### RAW DATA ###

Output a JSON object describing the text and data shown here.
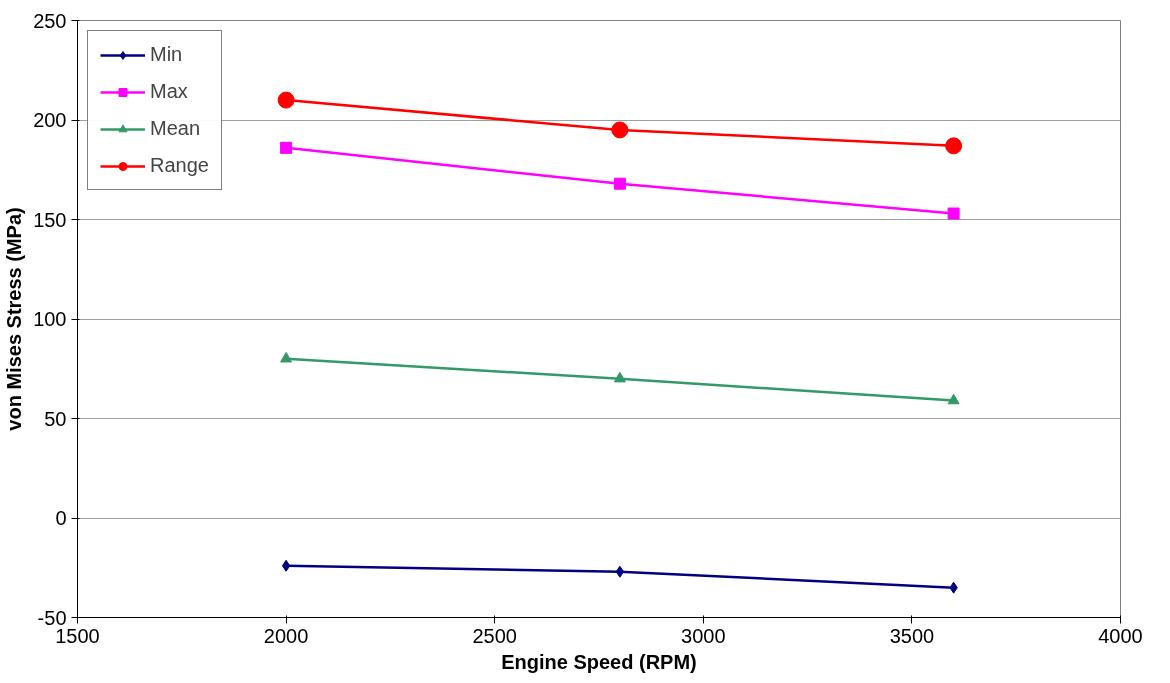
{
  "chart_data": {
    "type": "line",
    "xlabel": "Engine Speed (RPM)",
    "ylabel": "von Mises Stress (MPa)",
    "x": [
      2000,
      2800,
      3600
    ],
    "series": [
      {
        "name": "Min",
        "color": "#000080",
        "marker": "diamond",
        "values": [
          -24,
          -27,
          -35
        ]
      },
      {
        "name": "Max",
        "color": "#ff00ff",
        "marker": "square",
        "values": [
          186,
          168,
          153
        ]
      },
      {
        "name": "Mean",
        "color": "#339966",
        "marker": "triangle",
        "values": [
          80,
          70,
          59
        ]
      },
      {
        "name": "Range",
        "color": "#ff0000",
        "marker": "circle",
        "values": [
          210,
          195,
          187
        ]
      }
    ],
    "xlim": [
      1500,
      4000
    ],
    "xticks": [
      1500,
      2000,
      2500,
      3000,
      3500,
      4000
    ],
    "ylim": [
      -50,
      250
    ],
    "yticks": [
      -50,
      0,
      50,
      100,
      150,
      200,
      250
    ],
    "grid": "y",
    "legend": "top left",
    "line_style": "solid"
  }
}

###

> THE REQUEST: Quote the material in full and exactly; do not carry over its pictures.

> WRITTEN SOLUTION:
Output a JSON object describing the text and data shown here.
{
  "chart_data": {
    "type": "line",
    "xlabel": "Engine Speed (RPM)",
    "ylabel": "von Mises Stress (MPa)",
    "x": [
      2000,
      2800,
      3600
    ],
    "series": [
      {
        "name": "Min",
        "color": "#000080",
        "marker": "diamond",
        "values": [
          -24,
          -27,
          -35
        ]
      },
      {
        "name": "Max",
        "color": "#ff00ff",
        "marker": "square",
        "values": [
          186,
          168,
          153
        ]
      },
      {
        "name": "Mean",
        "color": "#339966",
        "marker": "triangle",
        "values": [
          80,
          70,
          59
        ]
      },
      {
        "name": "Range",
        "color": "#ff0000",
        "marker": "circle",
        "values": [
          210,
          195,
          187
        ]
      }
    ],
    "xlim": [
      1500,
      4000
    ],
    "xticks": [
      1500,
      2000,
      2500,
      3000,
      3500,
      4000
    ],
    "ylim": [
      -50,
      250
    ],
    "yticks": [
      -50,
      0,
      50,
      100,
      150,
      200,
      250
    ],
    "grid": "y",
    "legend": "top left",
    "line_style": "solid"
  }
}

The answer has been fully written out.